--- Start ---

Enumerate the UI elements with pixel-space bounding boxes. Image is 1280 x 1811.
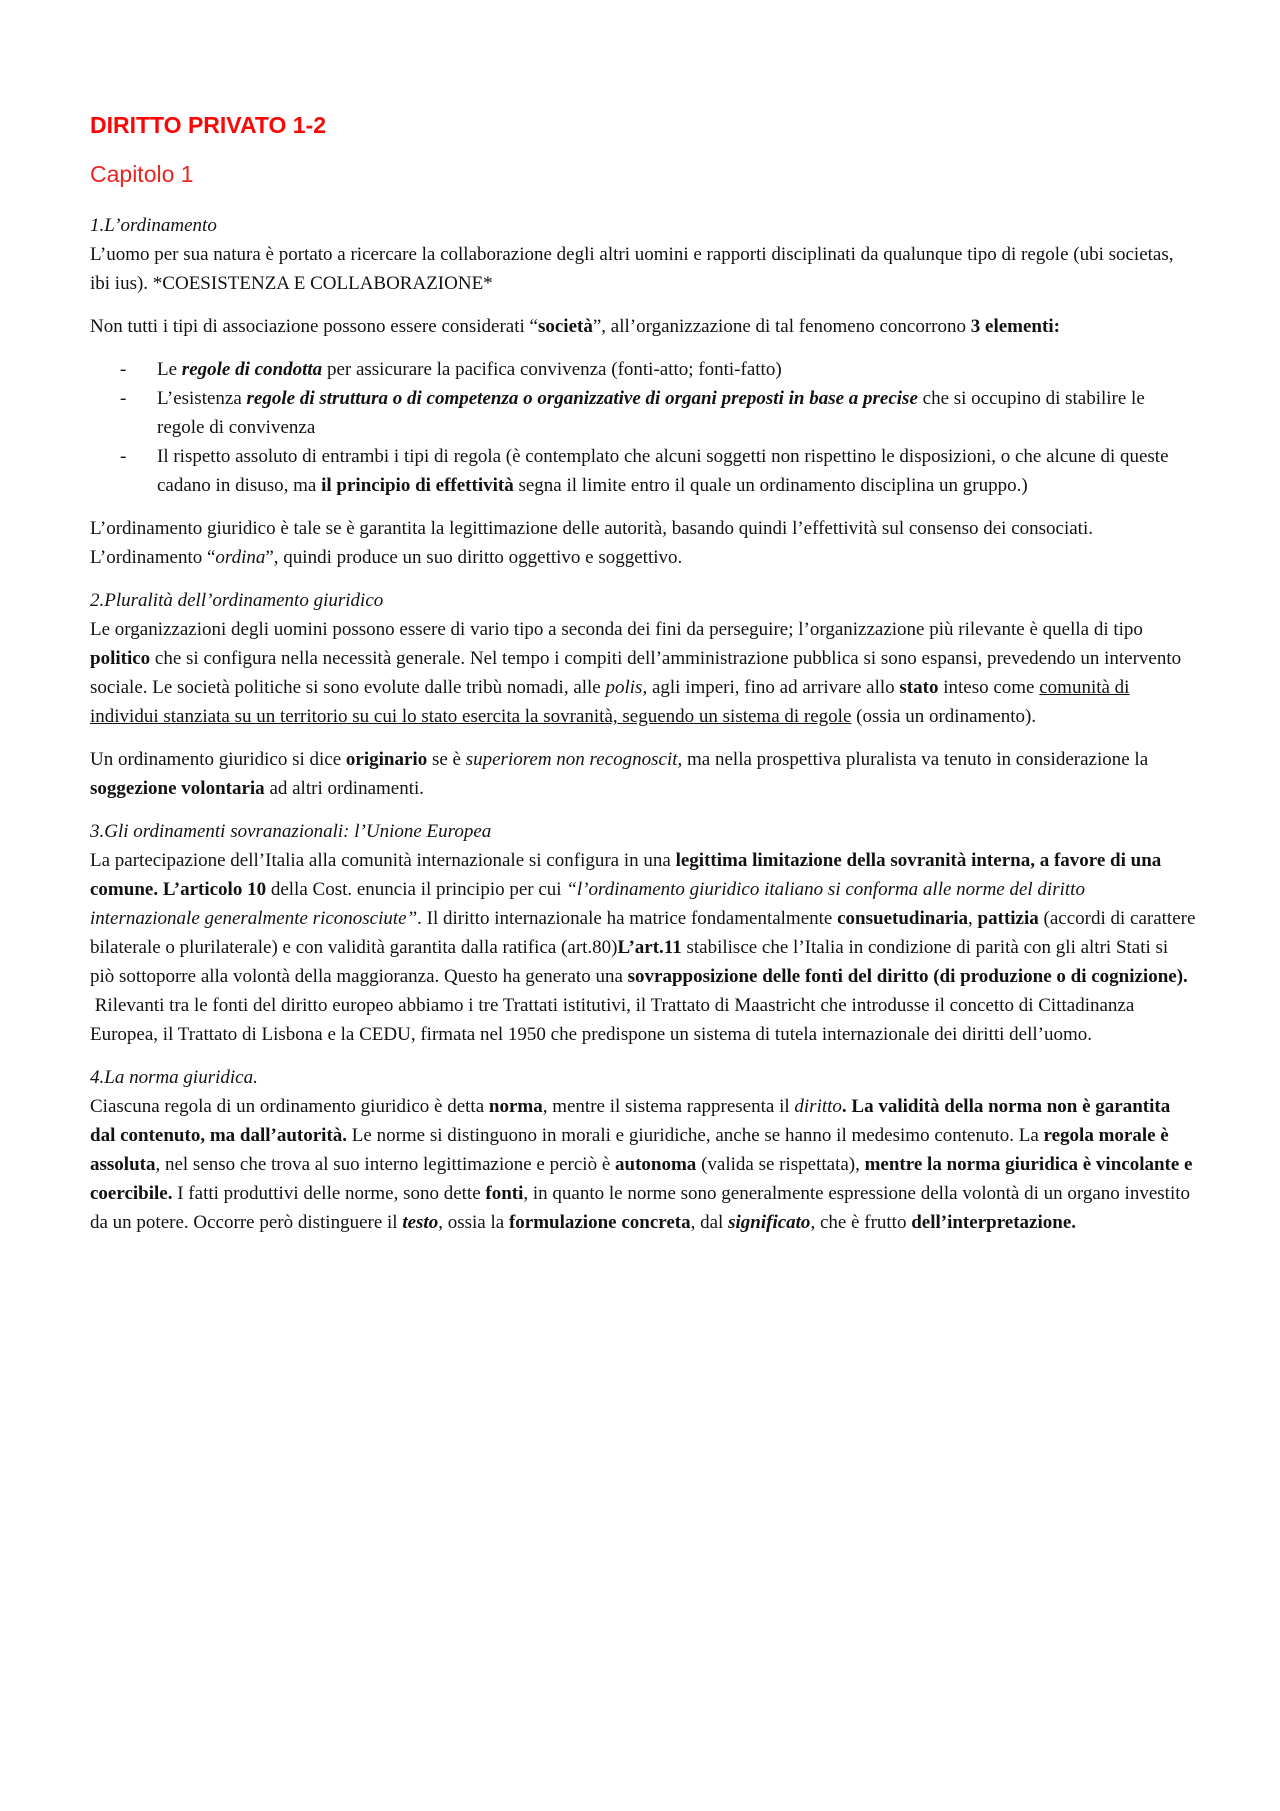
text-run: Non tutti i tipi di associazione possono essere considerati “	[90, 316, 538, 337]
text-run: stato	[899, 677, 939, 698]
text-run: regole di struttura o di competenza o organizzative di organi preposti in base a precise	[246, 388, 918, 409]
text-run: autonoma	[615, 1154, 697, 1175]
paragraph	[90, 615, 1196, 731]
text-run: Le	[157, 359, 182, 380]
text-run: fonti	[485, 1183, 524, 1204]
text-run: formulazione concreta	[508, 1212, 691, 1233]
text-run: pattizia	[977, 908, 1039, 929]
paragraph	[90, 514, 1196, 572]
text-run: L’esistenza	[157, 388, 247, 409]
text-run: Le organizzazioni degli uomini possono essere di vario tipo a seconda dei fini da perseguire; l’organizzazione più rilevante è quella di tipo	[90, 619, 1143, 640]
text-run: ad altri ordinamenti.	[264, 778, 425, 799]
text-run: 3 elementi:	[970, 316, 1060, 337]
text-run: inteso come	[938, 677, 1040, 698]
chapter-heading: Capitolo 1	[90, 161, 194, 187]
text-run: legittima limitazione della sovranità interna, a favore di una comune. L’articolo 10	[90, 850, 1162, 900]
text-run: società	[537, 316, 593, 337]
section-title: 2.Pluralità dell’ordinamento giuridico	[90, 590, 384, 611]
text-run: consuetudinaria	[837, 908, 969, 929]
text-run: , ossia la	[438, 1212, 509, 1233]
text-run: norma	[488, 1096, 543, 1117]
text-run: testo	[402, 1212, 439, 1233]
text-run: L’uomo per sua natura è portato a ricercare la collaborazione degli altri uomini e rapporti disciplinati da qualunque tipo di regole (ubi societas, ibi ius). *COESISTENZA E COLLABORAZIONE*	[90, 244, 1174, 294]
text-run: significato	[728, 1212, 811, 1233]
text-run: sovrapposizione delle fonti del diritto (di produzione o di cognizione).	[627, 966, 1188, 987]
text-run: ”, quindi produce un suo diritto oggettivo e soggettivo.	[265, 547, 683, 568]
text-run: . Il diritto internazionale ha matrice fondamentalmente	[417, 908, 838, 929]
text-run: , ma nella prospettiva pluralista va tenuto in considerazione la	[677, 749, 1149, 770]
text-run: (valida se rispettata),	[696, 1154, 865, 1175]
text-run: mentre la norma giuridica è vincolante e coercibile.	[90, 1154, 1193, 1204]
text-run: La partecipazione dell’Italia alla comunità internazionale si configura in una	[90, 850, 676, 871]
text-run: comunità di individui stanziata su un territorio su cui lo stato esercita la sovranità, seguendo un sistema di regole	[90, 677, 1130, 727]
text-run: segna il limite entro il quale un ordinamento disciplina un gruppo.)	[513, 475, 1028, 496]
text-run: Le norme si distinguono in morali e giuridiche, anche se hanno il medesimo contenuto. La	[347, 1125, 1044, 1146]
section-title: 3.Gli ordinamenti sovranazionali: l’Unione Europea	[90, 821, 492, 842]
paragraph	[90, 846, 1196, 1049]
text-run: regole di condotta	[181, 359, 323, 380]
section-title: 1.L’ordinamento	[90, 215, 217, 236]
text-run: . La validità della norma non è garantita dal contenuto, ma dall’autorità.	[90, 1096, 1171, 1146]
list-item	[157, 442, 1196, 500]
text-run: , agli imperi, fino ad arrivare allo	[642, 677, 900, 698]
text-run: , nel senso che trova al suo interno legittimazione e perciò è	[155, 1154, 616, 1175]
text-run: Ciascuna regola di un ordinamento giuridico è detta	[90, 1096, 489, 1117]
list-item	[157, 384, 1196, 442]
text-run: I fatti produttivi delle norme, sono dette	[172, 1183, 486, 1204]
text-run: stabilisce che l’Italia in condizione di parità con gli altri Stati si piò sottoporre alla volontà della maggioranza. Questo ha generato una	[90, 937, 1169, 987]
text-run: , dal	[690, 1212, 729, 1233]
text-run: politico	[90, 648, 151, 669]
text-run: (ossia un ordinamento).	[851, 706, 1037, 727]
document-body	[90, 211, 1196, 1237]
paragraph	[90, 745, 1196, 803]
text-run: Il rispetto assoluto di entrambi i tipi di regola (è contemplato che alcuni soggetti non rispettino le disposizioni, o che alcune di queste cadano in disuso, ma	[157, 446, 1169, 496]
text-run: che si configura nella necessità generale. Nel tempo i compiti dell’amministrazione pubblica si sono espansi, prevedendo un intervento sociale. Le società politiche si sono evolute dalle tribù nomadi, alle	[90, 648, 1182, 698]
paragraph	[90, 240, 1196, 298]
text-run: il principio di effettività	[321, 475, 514, 496]
text-run: ”, all’organizzazione di tal fenomeno concorrono	[592, 316, 971, 337]
text-run: soggezione volontaria	[90, 778, 265, 799]
text-run: polis	[605, 677, 643, 698]
text-run: per assicurare la pacifica convivenza (fonti-atto; fonti-fatto)	[322, 359, 782, 380]
section-title: 4.La norma giuridica.	[90, 1067, 258, 1088]
text-run: regola morale è assoluta	[90, 1125, 1169, 1175]
text-run: originario	[345, 749, 428, 770]
bullet-list	[90, 355, 1196, 500]
text-run: Rilevanti tra le fonti del diritto europeo abbiamo i tre Trattati istitutivi, il Trattato di Maastricht che introdusse il concetto di Cittadinanza Europea, il Trattato di Lisbona e la CEDU, firmata nel 1950 che predispone un sistema di tutela internazionale dei diritti dell’uomo.	[90, 995, 1135, 1045]
paragraph	[90, 312, 1196, 341]
text-run: “l’ordinamento giuridico italiano si conforma alle norme del diritto internazionale generalmente riconosciute”	[90, 879, 1085, 929]
text-run: ,	[968, 908, 978, 929]
text-run: L’art.11	[617, 937, 682, 958]
text-run: (accordi di carattere bilaterale o plurilaterale) e con validità garantita dalla ratifica (art.80)	[90, 908, 1196, 958]
text-run: Un ordinamento giuridico si dice	[90, 749, 346, 770]
text-run: che si occupino di stabilire le regole di convivenza	[157, 388, 1145, 438]
list-item	[157, 355, 1196, 384]
text-run: se è	[427, 749, 466, 770]
text-run: diritto	[794, 1096, 842, 1117]
text-run: ordina	[215, 547, 266, 568]
text-run: dell’interpretazione.	[911, 1212, 1077, 1233]
document-title: DIRITTO PRIVATO 1-2	[90, 112, 326, 138]
text-run: della Cost. enuncia il principio per cui	[266, 879, 567, 900]
text-run: , che è frutto	[810, 1212, 912, 1233]
text-run: , in quanto le norme sono generalmente espressione della volontà di un organo investito da un potere. Occorre però distinguere il	[90, 1183, 1190, 1233]
paragraph	[90, 1092, 1196, 1237]
text-run: L’ordinamento giuridico è tale se è garantita la legittimazione delle autorità, basando quindi l’effettività sul consenso dei consociati. L’ordinamento “	[90, 518, 1093, 568]
text-run: , mentre il sistema rappresenta il	[542, 1096, 795, 1117]
text-run: superiorem non recognoscit	[465, 749, 678, 770]
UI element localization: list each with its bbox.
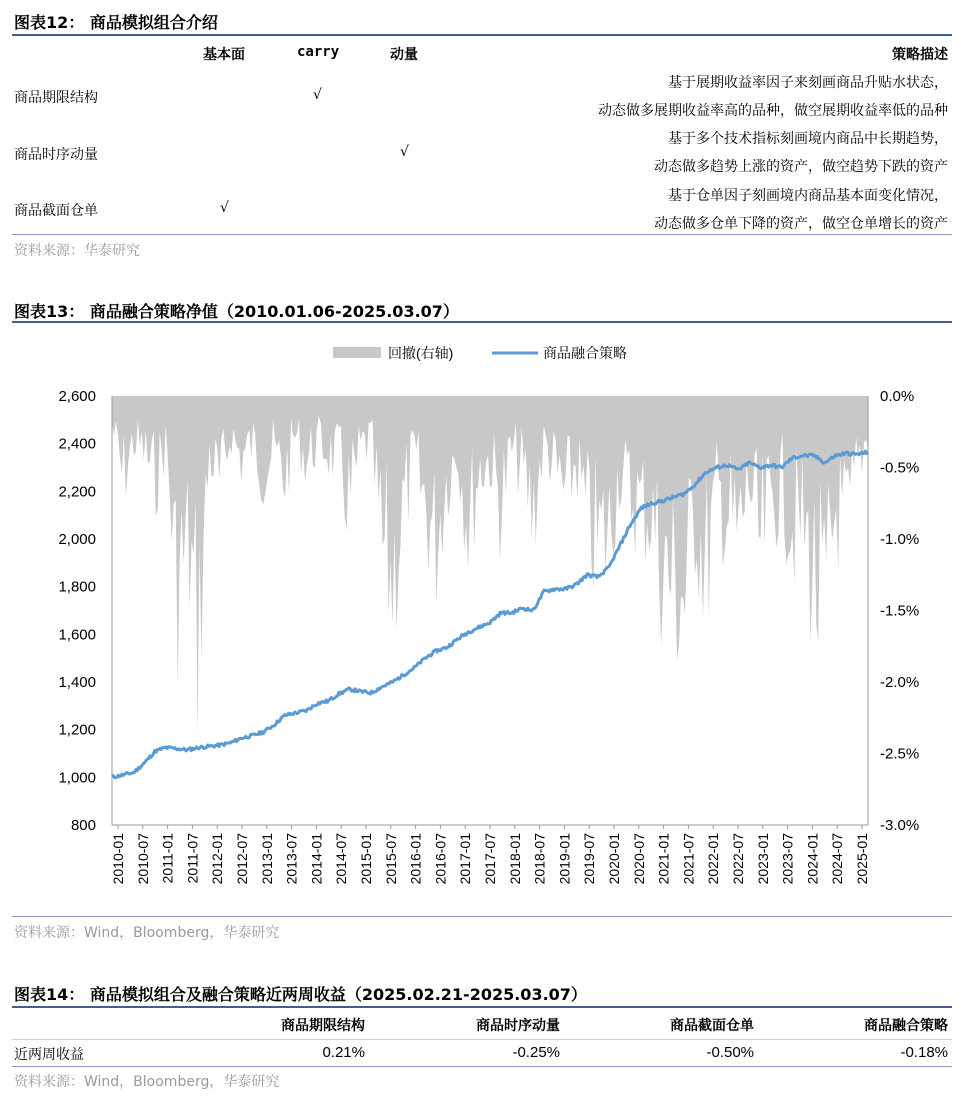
fig12-title: 图表12： 商品模拟组合介绍 xyxy=(14,13,218,32)
fig12-header-carry: carry xyxy=(297,44,340,60)
fig12-row-desc: 基于多个技术指标刻画境内商品中长期趋势， xyxy=(668,131,948,147)
x-tick-label: 2011-07 xyxy=(184,833,201,884)
fig14-top-rule xyxy=(12,1006,952,1008)
fig13-title: 图表13： 商品融合策略净值（2010.01.06-2025.03.07） xyxy=(14,302,459,321)
fig12-check-mark: √ xyxy=(220,200,229,216)
x-tick-label: 2016-01 xyxy=(407,833,424,885)
nav-line xyxy=(112,451,868,778)
fig14-header-combined: 商品融合策略 xyxy=(864,1018,948,1034)
fig12-row-desc: 动态做多展期收益率高的品种，做空展期收益率低的品种 xyxy=(598,103,948,119)
x-tick-label: 2023-07 xyxy=(779,833,796,885)
legend-drawdown-swatch xyxy=(333,347,381,358)
y-left-tick-label: 2,200 xyxy=(58,483,96,501)
fig13-top-rule xyxy=(12,321,952,323)
fig12-row-desc: 基于仓单因子刻画境内商品基本面变化情况， xyxy=(668,188,948,204)
y-left-tick-label: 1,200 xyxy=(58,721,96,739)
nav-line-layer xyxy=(112,451,868,778)
x-tick-label: 2010-01 xyxy=(110,833,126,885)
fig12-bottom-rule xyxy=(12,234,952,235)
x-tick-label: 2021-01 xyxy=(655,833,672,885)
x-tick-label: 2010-07 xyxy=(134,833,151,885)
y-right-tick-label: -0.5% xyxy=(880,459,920,477)
fig14-value-momentum: -0.25% xyxy=(512,1044,560,1061)
fig14-source: 资料来源：Wind，Bloomberg，华泰研究 xyxy=(14,1074,280,1090)
legend-line-label: 商品融合策略 xyxy=(543,345,627,361)
fig14-value-combined: -0.18% xyxy=(900,1044,948,1061)
x-tick-label: 2024-01 xyxy=(804,833,821,885)
x-tick-label: 2019-01 xyxy=(556,833,573,885)
fig12-row-name: 商品期限结构 xyxy=(14,90,98,106)
x-tick-label: 2020-07 xyxy=(630,833,647,885)
y-left-tick-label: 1,800 xyxy=(58,578,96,596)
x-tick-label: 2021-07 xyxy=(680,833,697,885)
x-tick-label: 2011-01 xyxy=(159,833,176,884)
fig14-row-label: 近两周收益 xyxy=(14,1047,84,1063)
fig12-row-desc: 动态做多仓单下降的资产，做空仓单增长的资产 xyxy=(654,216,948,232)
fig12-source: 资料来源：华泰研究 xyxy=(14,243,140,259)
y-right-tick-label: -2.5% xyxy=(880,745,920,763)
chart-legend xyxy=(333,345,627,361)
y-left-tick-label: 2,400 xyxy=(58,435,96,453)
fig12-header-fundamental: 基本面 xyxy=(203,47,245,63)
x-tick-label: 2017-07 xyxy=(482,833,498,885)
fig14-bottom-rule xyxy=(12,1066,952,1067)
fig12-row-desc: 基于展期收益率因子来刻画商品升贴水状态， xyxy=(668,75,948,91)
x-tick-label: 2023-01 xyxy=(754,833,771,885)
y-right-tick-label: -2.0% xyxy=(880,674,920,691)
x-tick-label: 2015-01 xyxy=(358,833,374,885)
fig12-row-name: 商品时序动量 xyxy=(14,147,98,163)
x-tick-label: 2013-07 xyxy=(283,833,300,885)
y-left-tick-label: 1,600 xyxy=(58,626,96,644)
fig14-value-term: 0.21% xyxy=(322,1044,365,1061)
drawdown-area-layer xyxy=(112,396,868,737)
x-tick-label: 2022-01 xyxy=(705,833,722,885)
y-right-tick-label: -3.0% xyxy=(880,817,920,834)
x-tick-label: 2017-01 xyxy=(457,833,474,885)
y-right-tick-label: -1.5% xyxy=(880,602,920,620)
x-tick-label: 2025-01 xyxy=(854,833,870,885)
fig12-row-desc: 动态做多趋势上涨的资产，做空趋势下跌的资产 xyxy=(654,159,948,175)
fig14-header-term: 商品期限结构 xyxy=(281,1018,365,1034)
x-tick-label: 2012-01 xyxy=(209,833,226,885)
fig14-header-rule xyxy=(12,1039,952,1040)
fig12-top-rule xyxy=(12,34,952,36)
fig14-title: 图表14： 商品模拟组合及融合策略近两周收益（2025.02.21-2025.03.07） xyxy=(14,985,587,1004)
fig12-header-description: 策略描述 xyxy=(892,47,948,63)
x-tick-label: 2024-07 xyxy=(829,833,846,885)
x-tick-label: 2014-07 xyxy=(333,833,350,885)
fig12-check-mark: √ xyxy=(313,87,322,103)
y-right-tick-label: 0.0% xyxy=(880,388,915,405)
y-left-tick-label: 1,400 xyxy=(58,674,96,691)
drawdown-area xyxy=(112,396,868,737)
x-tick-label: 2019-07 xyxy=(581,833,598,885)
x-tick-label: 2012-07 xyxy=(234,833,250,885)
y-left-tick-label: 1,000 xyxy=(58,769,96,787)
fig14-header-receipt: 商品截面仓单 xyxy=(670,1018,754,1034)
fig14-header-momentum: 商品时序动量 xyxy=(476,1018,560,1034)
x-tick-label: 2013-01 xyxy=(258,833,275,885)
x-tick-label: 2018-07 xyxy=(531,833,548,885)
legend-drawdown-label: 回撤(右轴) xyxy=(388,345,454,361)
nav-drawdown-chart xyxy=(0,330,964,915)
fig13-bottom-rule xyxy=(12,916,952,917)
x-tick-label: 2014-01 xyxy=(308,833,325,885)
y-left-tick-label: 2,000 xyxy=(58,531,96,548)
fig13-source: 资料来源：Wind，Bloomberg，华泰研究 xyxy=(14,925,280,941)
x-tick-label: 2015-07 xyxy=(382,833,399,885)
y-left-tick-label: 800 xyxy=(70,817,96,834)
x-tick-label: 2016-07 xyxy=(432,833,449,885)
x-tick-label: 2020-01 xyxy=(606,833,622,885)
y-right-tick-label: -1.0% xyxy=(880,531,920,548)
fig12-header-momentum: 动量 xyxy=(390,47,418,63)
y-left-tick-label: 2,600 xyxy=(58,388,96,405)
fig12-check-mark: √ xyxy=(400,144,409,160)
x-tick-label: 2022-07 xyxy=(730,833,746,885)
fig12-row-name: 商品截面仓单 xyxy=(14,203,98,219)
fig14-value-receipt: -0.50% xyxy=(706,1044,754,1061)
x-tick-label: 2018-01 xyxy=(506,833,523,885)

--- End ---

• Problem to solve:
Convert the item lines into a Markdown table with the columns Row and Text, numbering each line and omitting any blank lines. Begin at the line that contains "text-run: Non tutti" and stop after the line that contains "text-run: Le organizzazioni".

• Written reply:
| Row | Text |
|---|---|
| 1 | text-run: Non tutti i tipi di associazione possono essere considerati “	[90, 316, 538, 337] |
| 2 | text-run: stato	[899, 677, 939, 698] |
| 3 | text-run: regole di struttura o di competenza o organizzative di organi preposti in base a precise	[246, 388, 918, 409] |
| 4 | text-run: autonoma	[615, 1154, 697, 1175] |
| 5 | paragraph	[90, 615, 1196, 731] |
| 6 | text-run: Le	[157, 359, 182, 380] |
| 7 | text-run: fonti	[485, 1183, 524, 1204] |
| 8 | text-run: formulazione concreta	[508, 1212, 691, 1233] |
| 9 | text-run: pattizia	[977, 908, 1039, 929] |
| 10 | paragraph	[90, 514, 1196, 572] |
| 11 | text-run: L’esistenza	[157, 388, 247, 409] |
| 12 | text-run: Le organizzazioni degli uomini possono essere di vario tipo a seconda dei fini da perseguire; l’organizzazione più rilevante è quella di tipo	[90, 619, 1143, 640] |